## Texte proposé:
= = = = =

Nous avons proposé des thèmes d’étude et des contenus en conséquence :
- Thème 1 : la construction d’un équilibre vertical pour s’ajuster à la trajectoire de balle est un apprentissage « comportemental » d’ajustement d’une attitude au déplacement de la balle
- Thème 2 : la relation entre les deux réceptionneurs pour construire une attaque en 2 touches. Le réceptionneur doit prendre des indices pour lever la balle (pas nécessairement la faire avancer) pour que le partenaire puisse l’attaquer ou la conserver. Le non-réceptionneur, doit prendre des indices pour anticiper l’espace d’échange.
- Thème 3 : l’apprentissage d’une alternative qui est un apprentissage à forte composante cognitive. Pour le réceptionneur : ou « je sauve la balle » ou je la transmets dans une zone favorable d’attaque ». Pour le 2è joueur « ou je me contente de faire franchir le filet à la balle » ou « j’essaie de mettre l’adversaire en difficulté ».
Ces premiers apprentissages contiennent en puissance toutes les formes de jeu modernes y compris celles de la haute performance.

= = = = =

## Consignes:
**A.** Dans le texte sur les thèmes d'étude, relève tous les termes qui désignent un joueur, sans répéter un même terme et dans l'ordre où ils apparaissent.
**B.** Reprends mot pour mot le passage du texte sur les thèmes d'étude, de « - Thème 3 : l’apprentissage » à « la haute performance. ».
Les données qui suivent forment un document à part.

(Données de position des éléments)
= = = = =

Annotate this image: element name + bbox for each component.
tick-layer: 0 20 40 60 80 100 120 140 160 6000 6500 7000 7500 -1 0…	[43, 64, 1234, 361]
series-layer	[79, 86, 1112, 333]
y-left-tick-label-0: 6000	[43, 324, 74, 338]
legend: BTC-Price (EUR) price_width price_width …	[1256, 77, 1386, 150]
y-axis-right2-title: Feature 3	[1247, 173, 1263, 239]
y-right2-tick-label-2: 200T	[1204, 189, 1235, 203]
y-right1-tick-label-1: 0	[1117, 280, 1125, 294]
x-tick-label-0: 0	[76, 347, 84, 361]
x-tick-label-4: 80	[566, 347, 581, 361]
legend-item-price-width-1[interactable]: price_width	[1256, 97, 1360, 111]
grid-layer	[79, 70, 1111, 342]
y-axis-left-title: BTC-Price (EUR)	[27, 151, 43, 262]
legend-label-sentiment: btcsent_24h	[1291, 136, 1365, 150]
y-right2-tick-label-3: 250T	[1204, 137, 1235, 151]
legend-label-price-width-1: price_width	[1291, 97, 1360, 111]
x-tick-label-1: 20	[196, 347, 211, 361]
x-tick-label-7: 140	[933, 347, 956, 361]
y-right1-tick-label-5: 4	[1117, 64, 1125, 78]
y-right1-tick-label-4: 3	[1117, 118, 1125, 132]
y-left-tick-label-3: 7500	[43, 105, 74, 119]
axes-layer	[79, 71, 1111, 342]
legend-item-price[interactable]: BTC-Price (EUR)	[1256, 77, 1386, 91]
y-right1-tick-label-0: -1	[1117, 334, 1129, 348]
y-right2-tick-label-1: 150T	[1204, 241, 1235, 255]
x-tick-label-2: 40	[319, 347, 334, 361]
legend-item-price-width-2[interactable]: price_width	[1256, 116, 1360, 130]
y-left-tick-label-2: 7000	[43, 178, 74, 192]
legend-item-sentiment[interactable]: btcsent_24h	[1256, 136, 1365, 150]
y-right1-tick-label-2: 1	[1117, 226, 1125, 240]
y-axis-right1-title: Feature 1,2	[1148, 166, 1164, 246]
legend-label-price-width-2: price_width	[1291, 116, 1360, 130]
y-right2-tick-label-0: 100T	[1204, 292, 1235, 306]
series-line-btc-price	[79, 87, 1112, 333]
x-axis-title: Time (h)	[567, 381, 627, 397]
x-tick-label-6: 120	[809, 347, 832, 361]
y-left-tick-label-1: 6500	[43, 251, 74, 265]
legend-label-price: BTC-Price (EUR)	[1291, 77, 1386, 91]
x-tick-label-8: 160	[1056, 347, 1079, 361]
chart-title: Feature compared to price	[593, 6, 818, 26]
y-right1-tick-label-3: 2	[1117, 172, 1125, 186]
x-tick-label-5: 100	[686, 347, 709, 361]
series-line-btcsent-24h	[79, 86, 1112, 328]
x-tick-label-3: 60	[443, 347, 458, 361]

= = = = =

## Corrigé:
**A.** réceptionneurs, partenaire, non-réceptionneur, 2è joueur, adversaire

**B.**
- Thème 3 : l’apprentissage d’une alternative qui est un apprentissage à forte composante cognitive. Pour le réceptionneur : ou « je sauve la balle » ou je la transmets dans une zone favorable d’attaque ». Pour le 2è joueur « ou je me contente de faire franchir le filet à la balle » ou « j’essaie de mettre l’adversaire en difficulté ».
Ces premiers apprentissages contiennent en puissance toutes les formes de jeu modernes y compris celles de la haute performance.